(begin)

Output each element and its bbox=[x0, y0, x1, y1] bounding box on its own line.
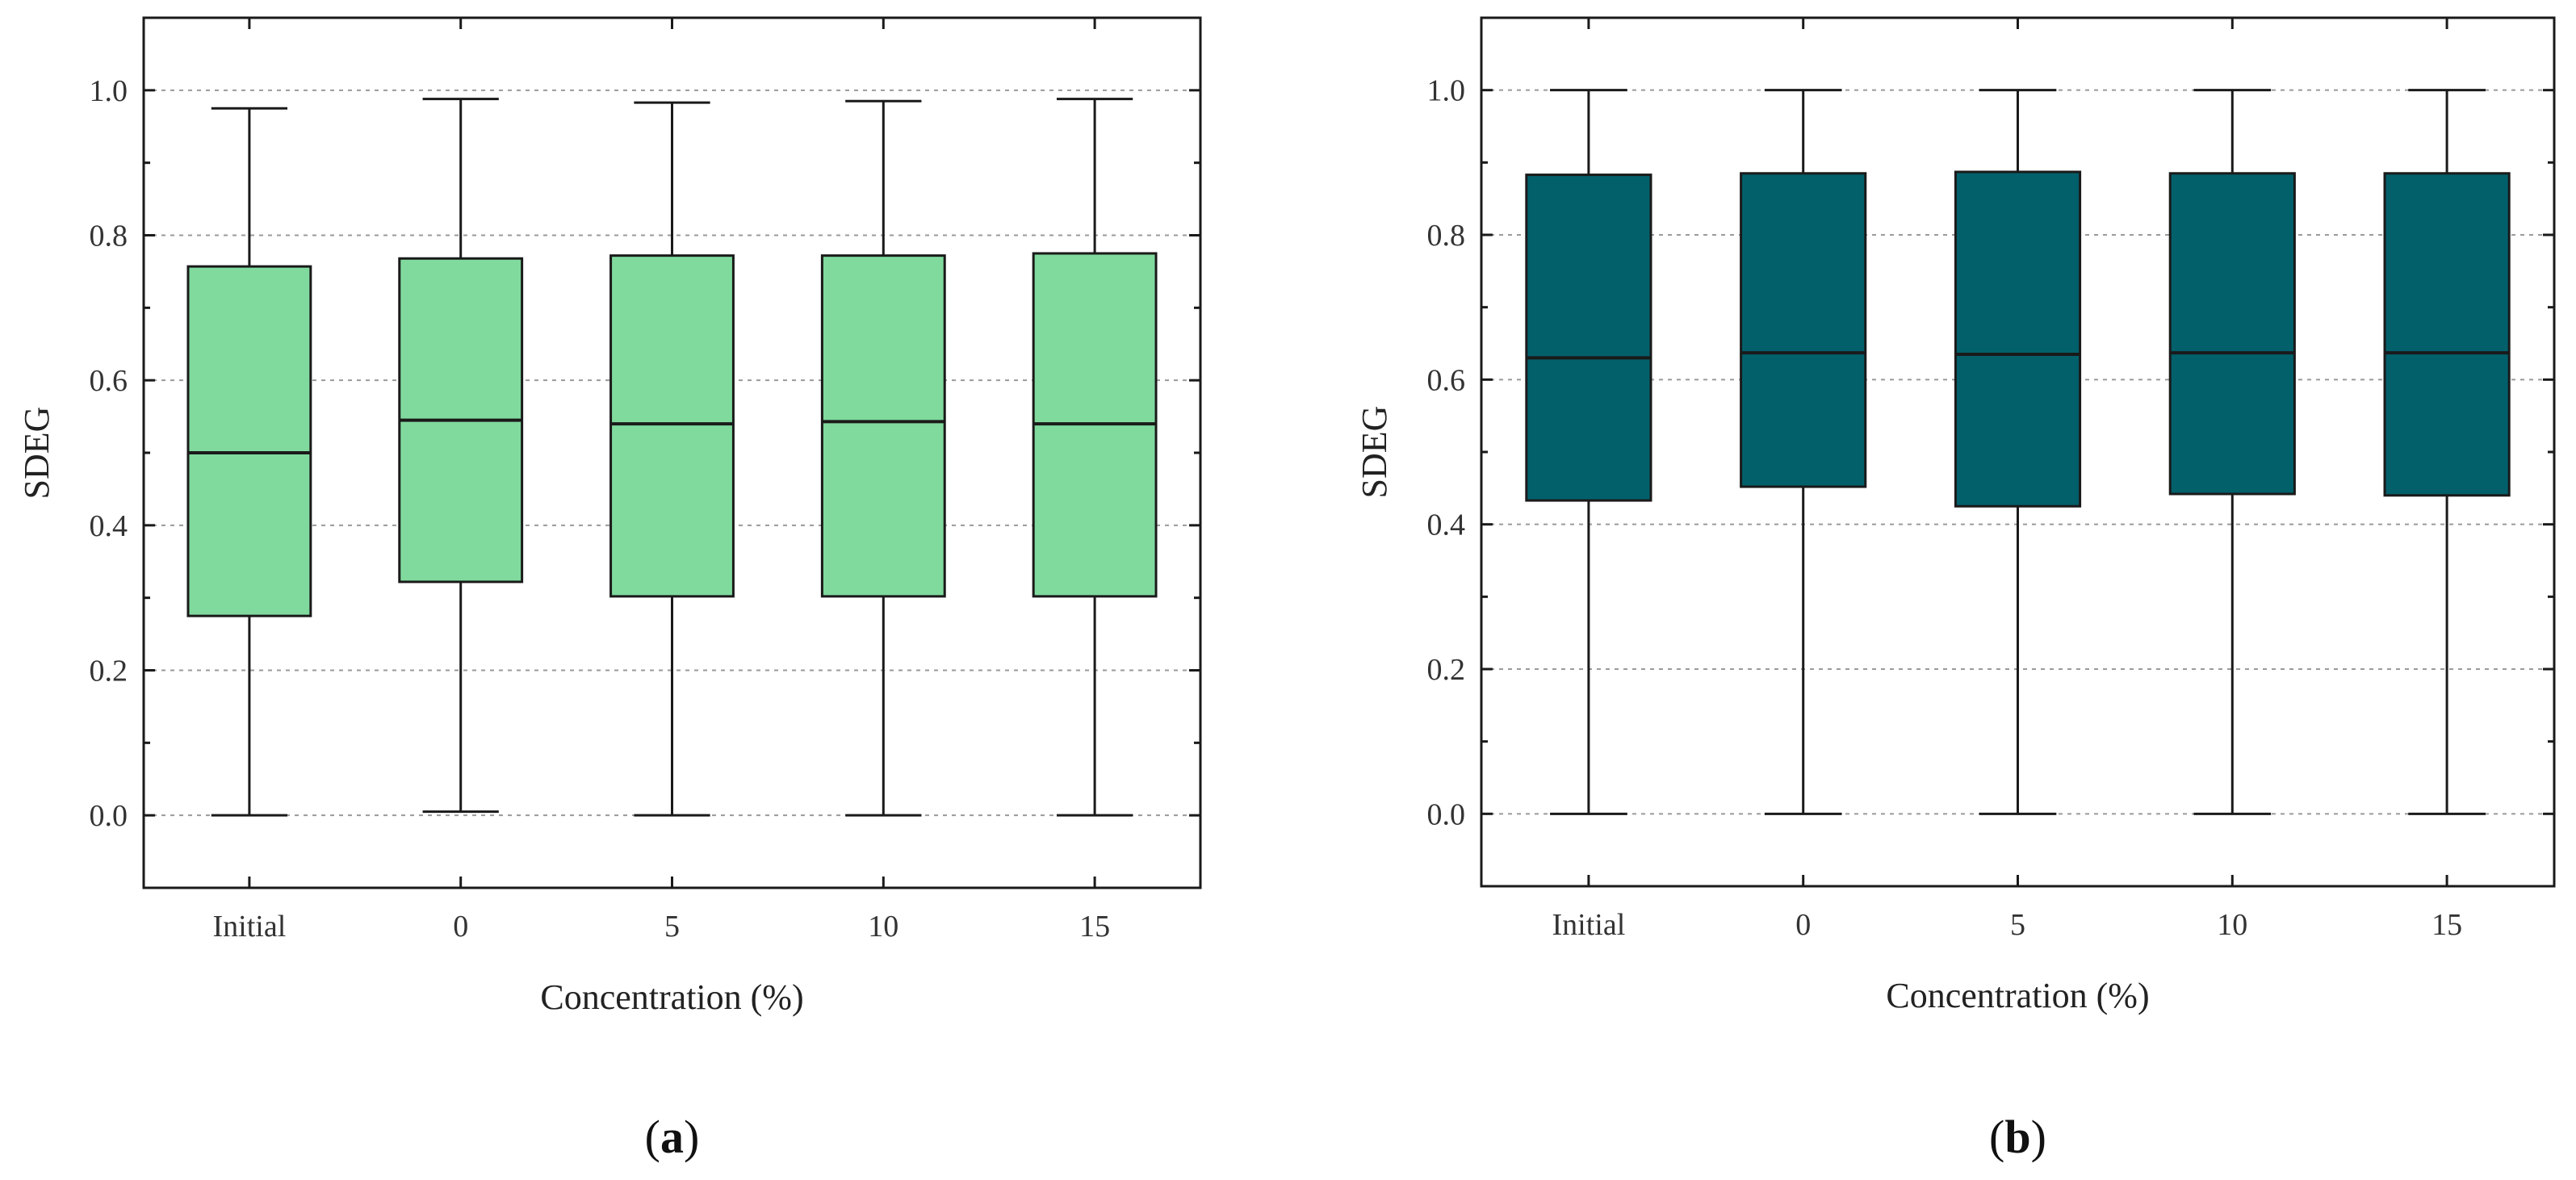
box-15 bbox=[2383, 89, 2511, 815]
iqr-box bbox=[2383, 172, 2511, 497]
y-tick-label: 0.4 bbox=[1427, 508, 1466, 542]
x-tick-label: 0 bbox=[1795, 908, 1811, 942]
y-tick-label: 0.4 bbox=[90, 509, 128, 543]
x-tick-label: Initial bbox=[213, 910, 287, 944]
y-tick-label: 0.8 bbox=[90, 220, 128, 253]
iqr-box bbox=[820, 254, 946, 598]
x-tick-label: 10 bbox=[2217, 908, 2247, 942]
x-tick-label: 5 bbox=[2010, 908, 2025, 942]
x-tick-label: 15 bbox=[1079, 910, 1110, 944]
box-initial bbox=[1525, 89, 1652, 815]
panel-a: 0.0 0.2 0.4 0.6 0.8 1.0 Initial 0 5 10 15 Concentra… bbox=[17, 16, 1202, 1163]
y-tick-label: 0.8 bbox=[1427, 219, 1466, 253]
box-0 bbox=[1740, 89, 1867, 815]
x-tick-label: 5 bbox=[664, 910, 680, 944]
box-5 bbox=[1954, 89, 2082, 815]
y-tick-label: 0.6 bbox=[1427, 363, 1466, 397]
box-initial bbox=[186, 107, 312, 817]
x-axis-title: Concentration (%) bbox=[1886, 976, 2149, 1015]
y-tick-label: 1.0 bbox=[1427, 74, 1466, 108]
x-tick-label: 10 bbox=[868, 910, 898, 944]
box-5 bbox=[609, 101, 735, 817]
y-tick-label: 1.0 bbox=[90, 74, 128, 108]
y-tick-label: 0.2 bbox=[1427, 653, 1466, 687]
iqr-box bbox=[186, 265, 312, 617]
panel-b: 0.0 0.2 0.4 0.6 0.8 1.0 Initial 0 5 10 15 Concentra… bbox=[1355, 16, 2556, 1163]
box-15 bbox=[1032, 98, 1158, 817]
y-axis-title: SDEG bbox=[17, 407, 57, 500]
x-axis-title: Concentration (%) bbox=[540, 977, 803, 1017]
panel-label: (b) bbox=[1989, 1111, 2046, 1163]
x-tick-label: 15 bbox=[2431, 908, 2462, 942]
iqr-box bbox=[1954, 170, 2082, 508]
iqr-box bbox=[1740, 172, 1867, 488]
box-10 bbox=[820, 99, 946, 817]
iqr-box bbox=[1525, 174, 1652, 502]
y-tick-label: 0.0 bbox=[90, 799, 128, 833]
iqr-box bbox=[609, 254, 735, 598]
y-tick-label: 0.0 bbox=[1427, 797, 1466, 831]
y-axis-title: SDEG bbox=[1355, 406, 1394, 499]
box-0 bbox=[398, 98, 524, 814]
y-tick-label: 0.2 bbox=[90, 655, 128, 688]
iqr-box bbox=[2168, 172, 2296, 496]
x-tick-label: Initial bbox=[1552, 908, 1626, 942]
y-tick-label: 0.6 bbox=[90, 364, 128, 398]
panel-label: (a) bbox=[645, 1111, 700, 1163]
box-10 bbox=[2168, 89, 2296, 815]
x-tick-label: 0 bbox=[453, 910, 468, 944]
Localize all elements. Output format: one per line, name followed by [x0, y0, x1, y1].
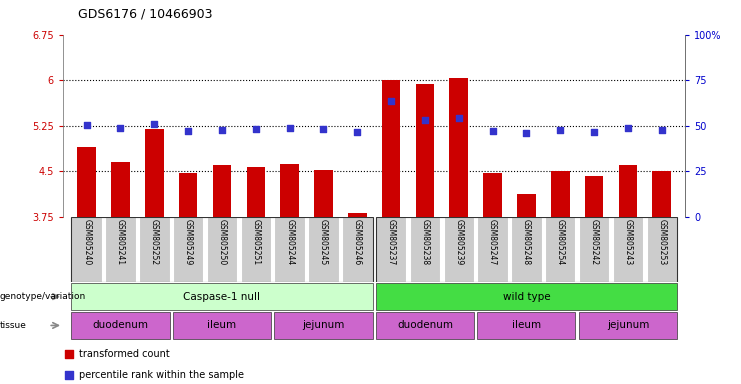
- Text: GSM805254: GSM805254: [556, 219, 565, 265]
- Bar: [71, 217, 102, 282]
- Text: Caspase-1 null: Caspase-1 null: [184, 291, 261, 302]
- Point: [284, 124, 296, 131]
- Bar: [585, 176, 603, 217]
- Text: GSM805247: GSM805247: [488, 219, 497, 265]
- Bar: [376, 217, 406, 282]
- Bar: [511, 217, 542, 282]
- Point: [588, 129, 600, 135]
- Bar: [111, 162, 130, 217]
- Bar: [207, 217, 237, 282]
- Bar: [247, 167, 265, 217]
- Text: GSM805244: GSM805244: [285, 219, 294, 265]
- Point: [656, 127, 668, 133]
- Text: percentile rank within the sample: percentile rank within the sample: [79, 370, 244, 380]
- Bar: [450, 78, 468, 217]
- Point: [115, 125, 127, 131]
- Bar: [71, 283, 373, 310]
- Text: tissue: tissue: [0, 321, 27, 330]
- Point: [520, 130, 532, 136]
- Bar: [376, 217, 677, 282]
- Bar: [348, 213, 367, 217]
- Text: GSM805241: GSM805241: [116, 219, 125, 265]
- Bar: [477, 217, 508, 282]
- Bar: [77, 147, 96, 217]
- Point: [216, 127, 228, 133]
- Point: [63, 351, 75, 357]
- Bar: [145, 129, 164, 217]
- Text: ileum: ileum: [512, 320, 541, 331]
- Bar: [173, 217, 203, 282]
- Text: jejunum: jejunum: [607, 320, 649, 331]
- Text: ileum: ileum: [207, 320, 236, 331]
- Point: [351, 129, 363, 135]
- Point: [385, 98, 397, 104]
- Bar: [274, 217, 305, 282]
- Bar: [314, 170, 333, 217]
- Bar: [173, 312, 271, 339]
- Bar: [545, 217, 576, 282]
- Bar: [280, 164, 299, 217]
- Bar: [71, 312, 170, 339]
- Bar: [105, 217, 136, 282]
- Bar: [579, 312, 677, 339]
- Bar: [308, 217, 339, 282]
- Bar: [241, 217, 271, 282]
- Text: duodenum: duodenum: [397, 320, 453, 331]
- Bar: [376, 283, 677, 310]
- Bar: [382, 79, 400, 217]
- Bar: [410, 217, 440, 282]
- Point: [554, 127, 566, 133]
- Text: wild type: wild type: [502, 291, 551, 302]
- Text: GSM805243: GSM805243: [623, 219, 632, 265]
- Bar: [213, 165, 231, 217]
- Text: GSM805239: GSM805239: [454, 219, 463, 265]
- Text: GSM805253: GSM805253: [657, 219, 666, 265]
- Point: [318, 126, 330, 132]
- Bar: [517, 194, 536, 217]
- Bar: [71, 217, 373, 282]
- Bar: [342, 217, 373, 282]
- Text: GSM805245: GSM805245: [319, 219, 328, 265]
- Text: GSM805238: GSM805238: [420, 219, 430, 265]
- Point: [63, 372, 75, 378]
- Text: GSM805250: GSM805250: [217, 219, 227, 265]
- Text: duodenum: duodenum: [93, 320, 148, 331]
- Bar: [139, 217, 170, 282]
- Bar: [619, 165, 637, 217]
- Bar: [274, 312, 373, 339]
- Point: [148, 121, 160, 127]
- Text: GSM805252: GSM805252: [150, 219, 159, 265]
- Text: GSM805251: GSM805251: [251, 219, 260, 265]
- Text: GSM805242: GSM805242: [590, 219, 599, 265]
- Text: GDS6176 / 10466903: GDS6176 / 10466903: [78, 8, 213, 21]
- Text: GSM805249: GSM805249: [184, 219, 193, 265]
- Bar: [477, 312, 576, 339]
- Bar: [483, 173, 502, 217]
- Text: GSM805237: GSM805237: [387, 219, 396, 265]
- Text: GSM805240: GSM805240: [82, 219, 91, 265]
- Text: jejunum: jejunum: [302, 320, 345, 331]
- Text: GSM805248: GSM805248: [522, 219, 531, 265]
- Bar: [613, 217, 643, 282]
- Bar: [376, 312, 474, 339]
- Point: [419, 117, 431, 123]
- Point: [622, 124, 634, 131]
- Point: [250, 126, 262, 132]
- Bar: [416, 84, 434, 217]
- Text: GSM805246: GSM805246: [353, 219, 362, 265]
- Point: [453, 115, 465, 121]
- Bar: [647, 217, 677, 282]
- Bar: [579, 217, 609, 282]
- Bar: [444, 217, 474, 282]
- Bar: [179, 173, 197, 217]
- Text: transformed count: transformed count: [79, 349, 169, 359]
- Bar: [551, 171, 570, 217]
- Point: [487, 127, 499, 134]
- Text: genotype/variation: genotype/variation: [0, 292, 86, 301]
- Bar: [652, 171, 671, 217]
- Point: [182, 128, 194, 134]
- Point: [81, 122, 93, 128]
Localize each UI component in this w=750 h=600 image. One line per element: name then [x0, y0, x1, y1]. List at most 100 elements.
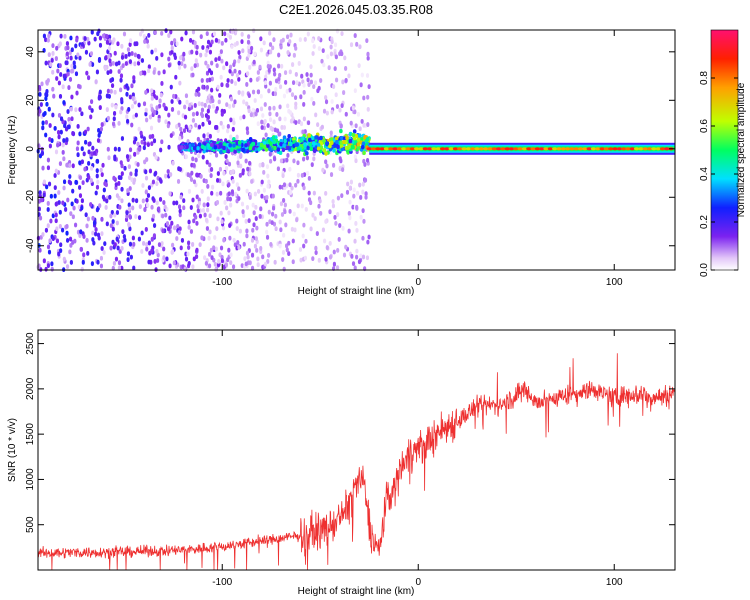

(end)

INSTRUCTIONS FOR THE TASK:
Pull out each line in the rows above that contains the string "Output". Case counts.

EXERCISE RESPONSE:
Output each element and its bbox=[x0, y0, x1, y1] bounding box on its own line.
Localize all elements. Output format: one per line, name followed by [x0, y0, x1, y1].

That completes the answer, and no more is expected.